━━━━━ Listed entries
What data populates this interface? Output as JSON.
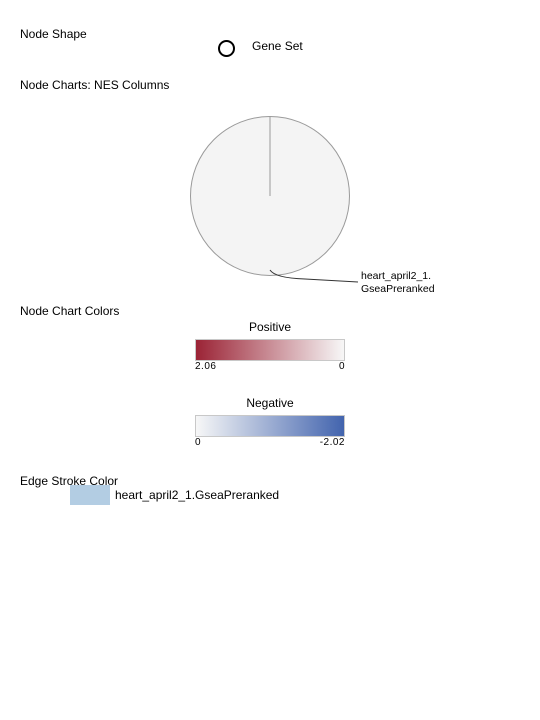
{
  "node_shape": {
    "title": "Node Shape",
    "shape_icon": "circle-outline-icon",
    "label": "Gene Set"
  },
  "node_charts": {
    "title": "Node Charts: NES Columns",
    "pie_label_line1": "heart_april2_1.",
    "pie_label_line2": "GseaPreranked",
    "pie_fill": "#f4f4f4",
    "pie_stroke": "#9a9a9a"
  },
  "node_chart_colors": {
    "title": "Node Chart Colors",
    "positive": {
      "title": "Positive",
      "min_label": "2.06",
      "max_label": "0",
      "color_start": "#9b2335",
      "color_end": "#f7f7f7"
    },
    "negative": {
      "title": "Negative",
      "min_label": "0",
      "max_label": "-2.02",
      "color_start": "#f7f7f7",
      "color_end": "#4264ae"
    }
  },
  "edge_stroke": {
    "title": "Edge Stroke Color",
    "swatch_color": "#b3cde3",
    "label": "heart_april2_1.GseaPreranked"
  }
}
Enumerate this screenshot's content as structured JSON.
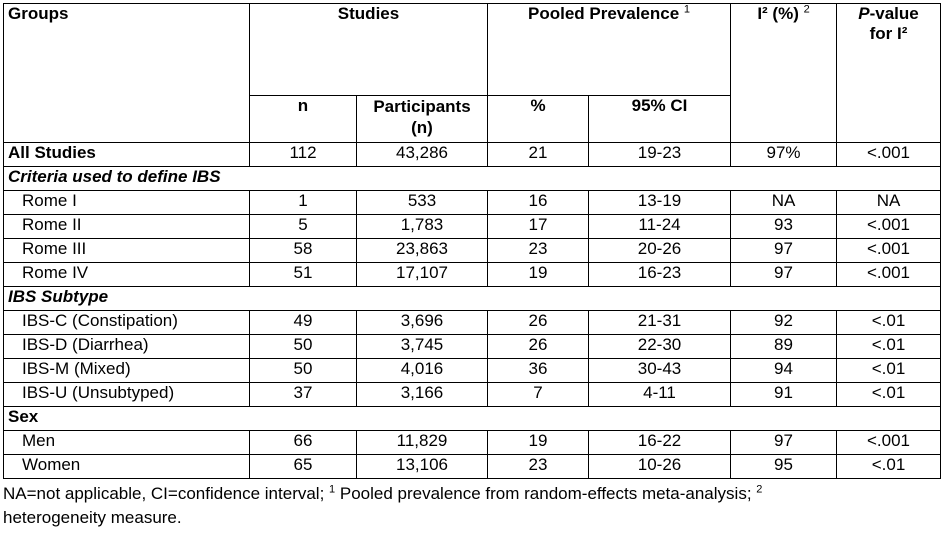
━━━━━━━━━━
→ **What is needed**
Repeat every record above exactly, but leave out any pictures.

→ **Full response**
What data populates this interface? Output as JSON.
{
  "node_shape": {
    "title": "Node Shape",
    "shape_icon": "circle-outline-icon",
    "label": "Gene Set"
  },
  "node_charts": {
    "title": "Node Charts: NES Columns",
    "pie_label_line1": "heart_april2_1.",
    "pie_label_line2": "GseaPreranked",
    "pie_fill": "#f4f4f4",
    "pie_stroke": "#9a9a9a"
  },
  "node_chart_colors": {
    "title": "Node Chart Colors",
    "positive": {
      "title": "Positive",
      "min_label": "2.06",
      "max_label": "0",
      "color_start": "#9b2335",
      "color_end": "#f7f7f7"
    },
    "negative": {
      "title": "Negative",
      "min_label": "0",
      "max_label": "-2.02",
      "color_start": "#f7f7f7",
      "color_end": "#4264ae"
    }
  },
  "edge_stroke": {
    "title": "Edge Stroke Color",
    "swatch_color": "#b3cde3",
    "label": "heart_april2_1.GseaPreranked"
  }
}
Enumerate this screenshot's content as structured JSON.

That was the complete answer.